(BRIEF)
What follows is a block of records; restate each one word for word.

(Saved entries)
☆ ☆ ☆ ☆

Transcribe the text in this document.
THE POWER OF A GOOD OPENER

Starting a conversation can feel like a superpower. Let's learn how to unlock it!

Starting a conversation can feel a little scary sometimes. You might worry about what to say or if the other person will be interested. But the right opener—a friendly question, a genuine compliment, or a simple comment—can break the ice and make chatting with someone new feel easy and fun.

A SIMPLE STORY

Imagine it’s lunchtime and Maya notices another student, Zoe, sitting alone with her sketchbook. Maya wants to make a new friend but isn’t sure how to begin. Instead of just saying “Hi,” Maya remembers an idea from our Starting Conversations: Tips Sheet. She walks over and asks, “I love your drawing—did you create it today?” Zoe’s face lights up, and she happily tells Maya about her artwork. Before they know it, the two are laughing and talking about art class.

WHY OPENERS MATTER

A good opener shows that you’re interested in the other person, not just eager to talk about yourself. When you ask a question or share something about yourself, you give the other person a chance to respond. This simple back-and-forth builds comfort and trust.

☆ ☆ ☆ ☆

(TASK RESPONSE)
Transcribe the text in this document.
THE POWER OF A GOOD OPENER

Starting a conversation can feel like a superpower. Let's learn how to unlock it!

Starting a conversation can feel a little scary sometimes. You might worry about what to say or if the other person will be interested. But the right opener—a friendly question, a genuine compliment, or a simple comment—can break the ice and make chatting with someone new feel easy and fun.

A SIMPLE STORY

Imagine it’s lunchtime and Maya notices another student, Zoe, sitting alone with her sketchbook. Maya wants to make a new friend but isn’t sure how to begin. Instead of just saying “Hi,” Maya remembers an idea from our Starting Conversations: Tips Sheet. She walks over and asks, “I love your drawing—did you create it today?” Zoe’s face lights up, and she happily tells Maya about her artwork. Before they know it, the two are laughing and talking about art class.

WHY OPENERS MATTER

A good opener shows that you’re interested in the other person, not just eager to talk about yourself. When you ask a question or share something about yourself, you give the other person a chance to respond. This simple back-and-forth builds comfort and trust.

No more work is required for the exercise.